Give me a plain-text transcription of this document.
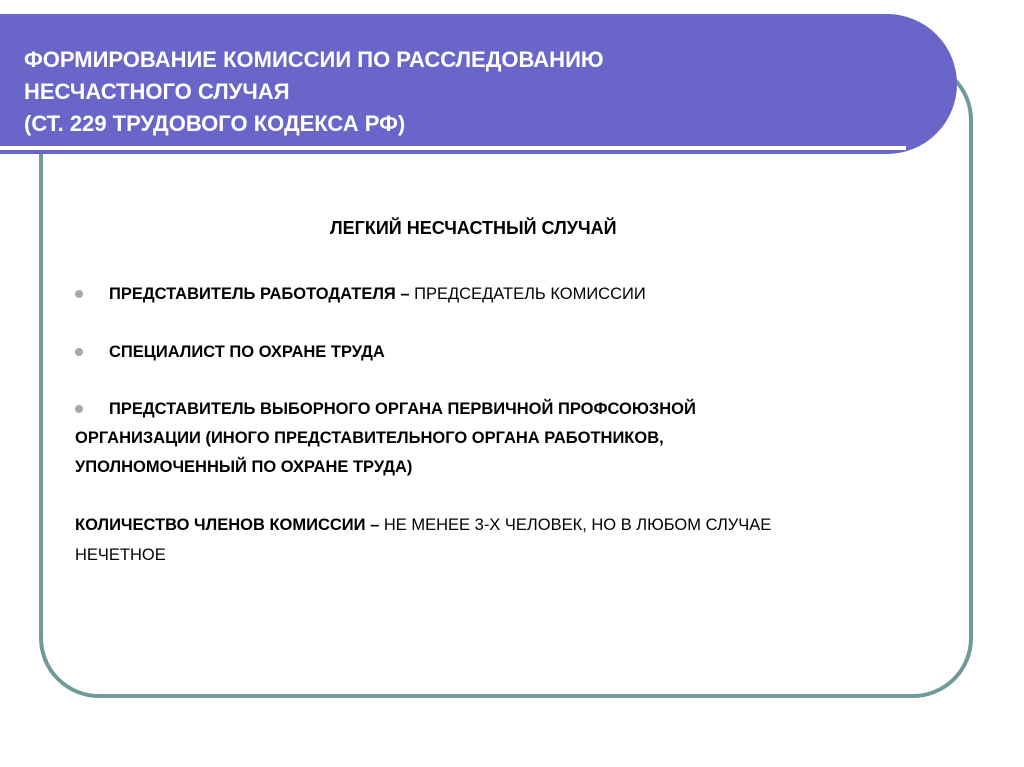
ФОРМИРОВАНИЕ КОМИССИИ ПО РАССЛЕДОВАНИЮ
НЕСЧАСТНОГО СЛУЧАЯ
(СТ. 229 ТРУДОВОГО КОДЕКСА РФ)
ЛЕГКИЙ НЕСЧАСТНЫЙ СЛУЧАЙ
ПРЕДСТАВИТЕЛЬ РАБОТОДАТЕЛЯ – ПРЕДСЕДАТЕЛЬ КОМИССИИ
СПЕЦИАЛИСТ ПО ОХРАНЕ ТРУДА
ПРЕДСТАВИТЕЛЬ ВЫБОРНОГО ОРГАНА ПЕРВИЧНОЙ ПРОФСОЮЗНОЙ
ОРГАНИЗАЦИИ (ИНОГО ПРЕДСТАВИТЕЛЬНОГО ОРГАНА РАБОТНИКОВ,
УПОЛНОМОЧЕННЫЙ ПО ОХРАНЕ ТРУДА)
КОЛИЧЕСТВО ЧЛЕНОВ КОМИССИИ – НЕ МЕНЕЕ 3-Х ЧЕЛОВЕК, НО В ЛЮБОМ СЛУЧАЕ
НЕЧЕТНОЕ
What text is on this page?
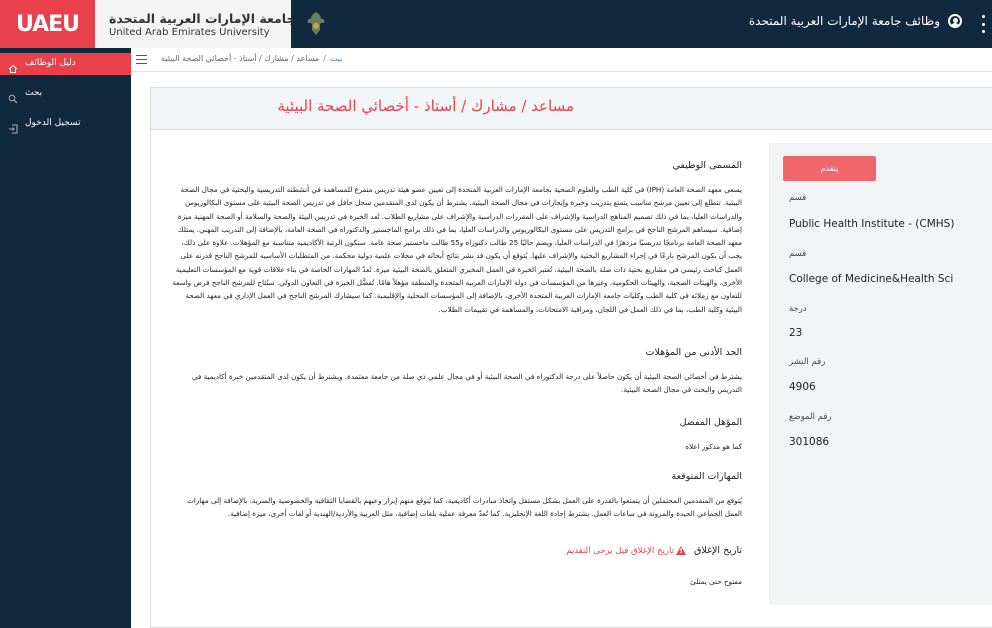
UAEU جامعة الإمارات العربية المتحدة
United Arab Emirates University
وظائف جامعة الإمارات العربية المتحدة
دليل الوظائف
بحث
تسجيل الدخول
بيت/مساعد / مشارك / أستاذ - أخصائي الصحة البيئية
مساعد / مشارك / أستاذ - أخصائي الصحة البيئية
المسمى الوظيفي
يسعى معهد الصحة العامة (IPH) في كلية الطب والعلوم الصحية بجامعة الإمارات العربية المتحدة إلى تعيين عضو هيئة تدريس متفرغ للمساهمة في أنشطته التدريسية والبحثية في مجال الصحة البيئية. تتطلع إلى تعيين مرشح مناسب يتمتع بتدريب وخبرة وإنجازات في مجال الصحة البيئية. يشترط أن يكون لدى المتقدمين سجل حافل في تدريس الصحة البيئية على مستوى البكالوريوس والدراسات العليا، بما في ذلك تصميم المناهج الدراسية والإشراف على المقررات الدراسية والإشراف على مشاريع الطلاب. تُعد الخبرة في تدريس البيئة والصحة والسلامة أو الصحة المهنية ميزة إضافية. سيساهم المرشح الناجح في برامج التدريس على مستوى البكالوريوس والدراسات العليا، بما في ذلك برامج الماجستير والدكتوراه في الصحة العامة، بالإضافة إلى التدريب المهني. يمتلك معهد الصحة العامة برنامجًا تدريسيًا مزدهرًا في الدراسات العليا، ويضم حاليًا 25 طالب دكتوراه و55 طالب ماجستير صحة عامة. ستكون الرتبة الأكاديمية متناسبة مع المؤهلات. علاوة على ذلك، يجب أن يكون المرشح بارعًا في إجراء المشاريع البحثية والإشراف عليها. يُتوقع أن يكون قد نشر نتائج أبحاثه في مجلات علمية دولية محكمة. من المتطلبات الأساسية للمرشح الناجح قدرته على العمل كباحث رئيسي في مشاريع بحثية ذات صلة بالصحة البيئية. تُعتبر الخبرة في العمل المخبري المتعلق بالصحة البيئية ميزة. تُعدّ المهارات الخاصة في بناء علاقات قوية مع المؤسسات التعليمية الأخرى، والهيئات الصحية، والهيئات الحكومية، وغيرها من المؤسسات في دولة الإمارات العربية المتحدة والمنطقة مؤهلاً هامًا. تُفضَّل الخبرة في التعاون الدولي. ستُتاح للمرشح الناجح فرص واسعة للتعاون مع زملائه في كلية الطب وكليات جامعة الإمارات العربية المتحدة الأخرى، بالإضافة إلى المؤسسات المحلية والإقليمية. كما سيشارك المرشح الناجح في العمل الإداري في معهد الصحة البيئية وكلية الطب، بما في ذلك العمل في اللجان، ومراقبة الامتحانات، والمساهمة في تقييمات الطلاب.
الحد الأدنى من المؤهلات
يشترط في أخصائي الصحة البيئية أن يكون حاصلاً على درجة الدكتوراه في الصحة البيئية أو في مجال علمي ذي صلة من جامعة معتمدة. ويشترط أن يكون لدى المتقدمين خبرة أكاديمية في التدريس والبحث في مجال الصحة البيئية.
المؤهل المفضل
كما هو مذكور اعلاه
المهارات المتوقعة
يُتوقع من المتقدمين المحتملين أن يتمتعوا بالقدرة على العمل بشكل مستقل واتخاذ مبادرات أكاديمية. كما يُتوقع منهم إبراز وعيهم بالقضايا الثقافية والخصوصية والسرية، بالإضافة إلى مهارات العمل الجماعي الجيدة والمرونة في ساعات العمل. يشترط إجادة اللغة الإنجليزية. كما تُعدّ معرفة عملية بلغات إضافية، مثل العربية والأردية/الهندية أو لغات أخرى، ميزة إضافية.
تاريخ الإغلاق
!
تاريخ الإغلاق قيل يرجى التقديم
مفتوح حتى يمتلئ
يتقدم
قسم
Public Health Institute - (CMHS)
قسم
College of Medicine&Health Sci
درجة
23
رقم النشر
4906
رقم الموضع
301086
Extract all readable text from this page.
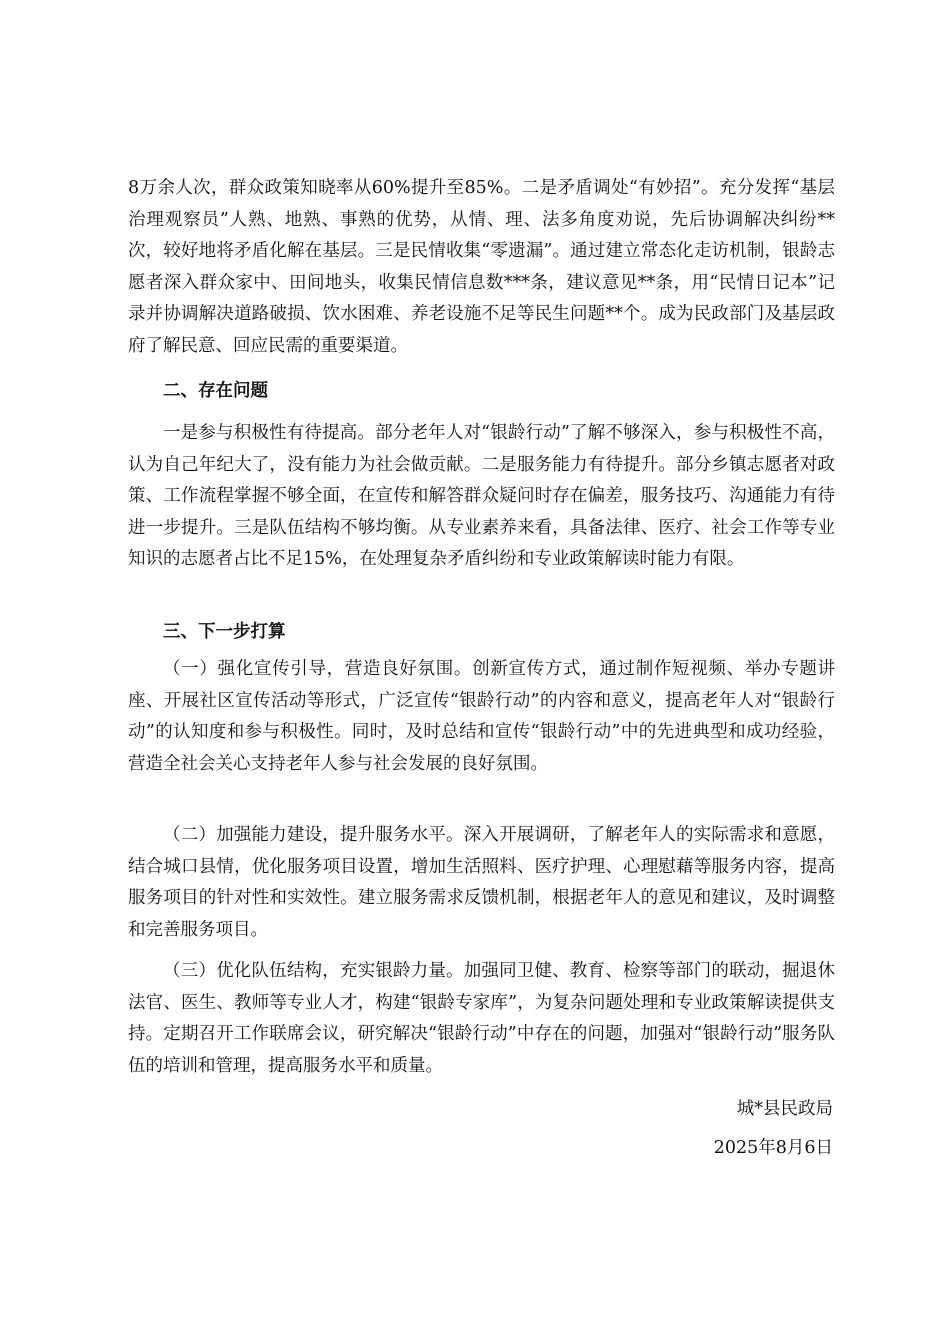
8万余人次，群众政策知晓率从60%提升至85%。二是矛盾调处“有妙招”。充分发挥“基层治理观察员”人熟、地熟、事熟的优势，从情、理、法多角度劝说，先后协调解决纠纷**次，较好地将矛盾化解在基层。三是民情收集“零遗漏”。通过建立常态化走访机制，银龄志愿者深入群众家中、田间地头，收集民情信息数***条，建议意见**条，用“民情日记本”记录并协调解决道路破损、饮水困难、养老设施不足等民生问题**个。成为民政部门及基层政府了解民意、回应民需的重要渠道。

二、存在问题

一是参与积极性有待提高。部分老年人对“银龄行动”了解不够深入，参与积极性不高，认为自己年纪大了，没有能力为社会做贡献。二是服务能力有待提升。部分乡镇志愿者对政策、工作流程掌握不够全面，在宣传和解答群众疑问时存在偏差，服务技巧、沟通能力有待进一步提升。三是队伍结构不够均衡。从专业素养来看，具备法律、医疗、社会工作等专业知识的志愿者占比不足15%，在处理复杂矛盾纠纷和专业政策解读时能力有限。

三、下一步打算

（一）强化宣传引导，营造良好氛围。创新宣传方式，通过制作短视频、举办专题讲座、开展社区宣传活动等形式，广泛宣传“银龄行动”的内容和意义，提高老年人对“银龄行动”的认知度和参与积极性。同时，及时总结和宣传“银龄行动”中的先进典型和成功经验，营造全社会关心支持老年人参与社会发展的良好氛围。

（二）加强能力建设，提升服务水平。深入开展调研，了解老年人的实际需求和意愿，结合城口县情，优化服务项目设置，增加生活照料、医疗护理、心理慰藉等服务内容，提高服务项目的针对性和实效性。建立服务需求反馈机制，根据老年人的意见和建议，及时调整和完善服务项目。

（三）优化队伍结构，充实银龄力量。加强同卫健、教育、检察等部门的联动，掘退休法官、医生、教师等专业人才，构建“银龄专家库”，为复杂问题处理和专业政策解读提供支持。定期召开工作联席会议，研究解决“银龄行动”中存在的问题，加强对“银龄行动”服务队伍的培训和管理，提高服务水平和质量。

城*县民政局

2025年8月6日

======

## WHAT THE TASK ASKS
Transcribe the records above exactly, omitting every picture they contain.

## SOLVED EXERCISE
Give me a plain-text transcription of this document.
ФОРМИРОВАНИЕ КОМИССИИ ПО РАССЛЕДОВАНИЮ
НЕСЧАСТНОГО СЛУЧАЯ
(СТ. 229 ТРУДОВОГО КОДЕКСА РФ)
ЛЕГКИЙ НЕСЧАСТНЫЙ СЛУЧАЙ
ПРЕДСТАВИТЕЛЬ РАБОТОДАТЕЛЯ – ПРЕДСЕДАТЕЛЬ КОМИССИИ
СПЕЦИАЛИСТ ПО ОХРАНЕ ТРУДА
ПРЕДСТАВИТЕЛЬ ВЫБОРНОГО ОРГАНА ПЕРВИЧНОЙ ПРОФСОЮЗНОЙ
ОРГАНИЗАЦИИ (ИНОГО ПРЕДСТАВИТЕЛЬНОГО ОРГАНА РАБОТНИКОВ,
УПОЛНОМОЧЕННЫЙ ПО ОХРАНЕ ТРУДА)
КОЛИЧЕСТВО ЧЛЕНОВ КОМИССИИ – НЕ МЕНЕЕ 3-Х ЧЕЛОВЕК, НО В ЛЮБОМ СЛУЧАЕ
НЕЧЕТНОЕ
What text is on this page?
UAEU جامعة الإمارات العربية المتحدة
United Arab Emirates University
وظائف جامعة الإمارات العربية المتحدة
دليل الوظائف
بحث
تسجيل الدخول
بيت/مساعد / مشارك / أستاذ - أخصائي الصحة البيئية
مساعد / مشارك / أستاذ - أخصائي الصحة البيئية
المسمى الوظيفي
يسعى معهد الصحة العامة (IPH) في كلية الطب والعلوم الصحية بجامعة الإمارات العربية المتحدة إلى تعيين عضو هيئة تدريس متفرغ للمساهمة في أنشطته التدريسية والبحثية في مجال الصحة البيئية. تتطلع إلى تعيين مرشح مناسب يتمتع بتدريب وخبرة وإنجازات في مجال الصحة البيئية. يشترط أن يكون لدى المتقدمين سجل حافل في تدريس الصحة البيئية على مستوى البكالوريوس والدراسات العليا، بما في ذلك تصميم المناهج الدراسية والإشراف على المقررات الدراسية والإشراف على مشاريع الطلاب. تُعد الخبرة في تدريس البيئة والصحة والسلامة أو الصحة المهنية ميزة إضافية. سيساهم المرشح الناجح في برامج التدريس على مستوى البكالوريوس والدراسات العليا، بما في ذلك برامج الماجستير والدكتوراه في الصحة العامة، بالإضافة إلى التدريب المهني. يمتلك معهد الصحة العامة برنامجًا تدريسيًا مزدهرًا في الدراسات العليا، ويضم حاليًا 25 طالب دكتوراه و55 طالب ماجستير صحة عامة. ستكون الرتبة الأكاديمية متناسبة مع المؤهلات. علاوة على ذلك، يجب أن يكون المرشح بارعًا في إجراء المشاريع البحثية والإشراف عليها. يُتوقع أن يكون قد نشر نتائج أبحاثه في مجلات علمية دولية محكمة. من المتطلبات الأساسية للمرشح الناجح قدرته على العمل كباحث رئيسي في مشاريع بحثية ذات صلة بالصحة البيئية. تُعتبر الخبرة في العمل المخبري المتعلق بالصحة البيئية ميزة. تُعدّ المهارات الخاصة في بناء علاقات قوية مع المؤسسات التعليمية الأخرى، والهيئات الصحية، والهيئات الحكومية، وغيرها من المؤسسات في دولة الإمارات العربية المتحدة والمنطقة مؤهلاً هامًا. تُفضَّل الخبرة في التعاون الدولي. ستُتاح للمرشح الناجح فرص واسعة للتعاون مع زملائه في كلية الطب وكليات جامعة الإمارات العربية المتحدة الأخرى، بالإضافة إلى المؤسسات المحلية والإقليمية. كما سيشارك المرشح الناجح في العمل الإداري في معهد الصحة البيئية وكلية الطب، بما في ذلك العمل في اللجان، ومراقبة الامتحانات، والمساهمة في تقييمات الطلاب.
الحد الأدنى من المؤهلات
يشترط في أخصائي الصحة البيئية أن يكون حاصلاً على درجة الدكتوراه في الصحة البيئية أو في مجال علمي ذي صلة من جامعة معتمدة. ويشترط أن يكون لدى المتقدمين خبرة أكاديمية في التدريس والبحث في مجال الصحة البيئية.
المؤهل المفضل
كما هو مذكور اعلاه
المهارات المتوقعة
يُتوقع من المتقدمين المحتملين أن يتمتعوا بالقدرة على العمل بشكل مستقل واتخاذ مبادرات أكاديمية. كما يُتوقع منهم إبراز وعيهم بالقضايا الثقافية والخصوصية والسرية، بالإضافة إلى مهارات العمل الجماعي الجيدة والمرونة في ساعات العمل. يشترط إجادة اللغة الإنجليزية. كما تُعدّ معرفة عملية بلغات إضافية، مثل العربية والأردية/الهندية أو لغات أخرى، ميزة إضافية.
تاريخ الإغلاق
!
تاريخ الإغلاق قيل يرجى التقديم
مفتوح حتى يمتلئ
يتقدم
قسم
Public Health Institute - (CMHS)
قسم
College of Medicine&Health Sci
درجة
23
رقم النشر
4906
رقم الموضع
301086
Extract all readable text from this page.
8万余人次，群众政策知晓率从60%提升至85%。二是矛盾调处“有妙招”。充分发挥“基层治理观察员”人熟、地熟、事熟的优势，从情、理、法多角度劝说，先后协调解决纠纷**次，较好地将矛盾化解在基层。三是民情收集“零遗漏”。通过建立常态化走访机制，银龄志愿者深入群众家中、田间地头，收集民情信息数***条，建议意见**条，用“民情日记本”记录并协调解决道路破损、饮水困难、养老设施不足等民生问题**个。成为民政部门及基层政府了解民意、回应民需的重要渠道。

二、存在问题

一是参与积极性有待提高。部分老年人对“银龄行动”了解不够深入，参与积极性不高，认为自己年纪大了，没有能力为社会做贡献。二是服务能力有待提升。部分乡镇志愿者对政策、工作流程掌握不够全面，在宣传和解答群众疑问时存在偏差，服务技巧、沟通能力有待进一步提升。三是队伍结构不够均衡。从专业素养来看，具备法律、医疗、社会工作等专业知识的志愿者占比不足15%，在处理复杂矛盾纠纷和专业政策解读时能力有限。

三、下一步打算

（一）强化宣传引导，营造良好氛围。创新宣传方式，通过制作短视频、举办专题讲座、开展社区宣传活动等形式，广泛宣传“银龄行动”的内容和意义，提高老年人对“银龄行动”的认知度和参与积极性。同时，及时总结和宣传“银龄行动”中的先进典型和成功经验，营造全社会关心支持老年人参与社会发展的良好氛围。

（二）加强能力建设，提升服务水平。深入开展调研，了解老年人的实际需求和意愿，结合城口县情，优化服务项目设置，增加生活照料、医疗护理、心理慰藉等服务内容，提高服务项目的针对性和实效性。建立服务需求反馈机制，根据老年人的意见和建议，及时调整和完善服务项目。

（三）优化队伍结构，充实银龄力量。加强同卫健、教育、检察等部门的联动，掘退休法官、医生、教师等专业人才，构建“银龄专家库”，为复杂问题处理和专业政策解读提供支持。定期召开工作联席会议，研究解决“银龄行动”中存在的问题，加强对“银龄行动”服务队伍的培训和管理，提高服务水平和质量。

城*县民政局

2025年8月6日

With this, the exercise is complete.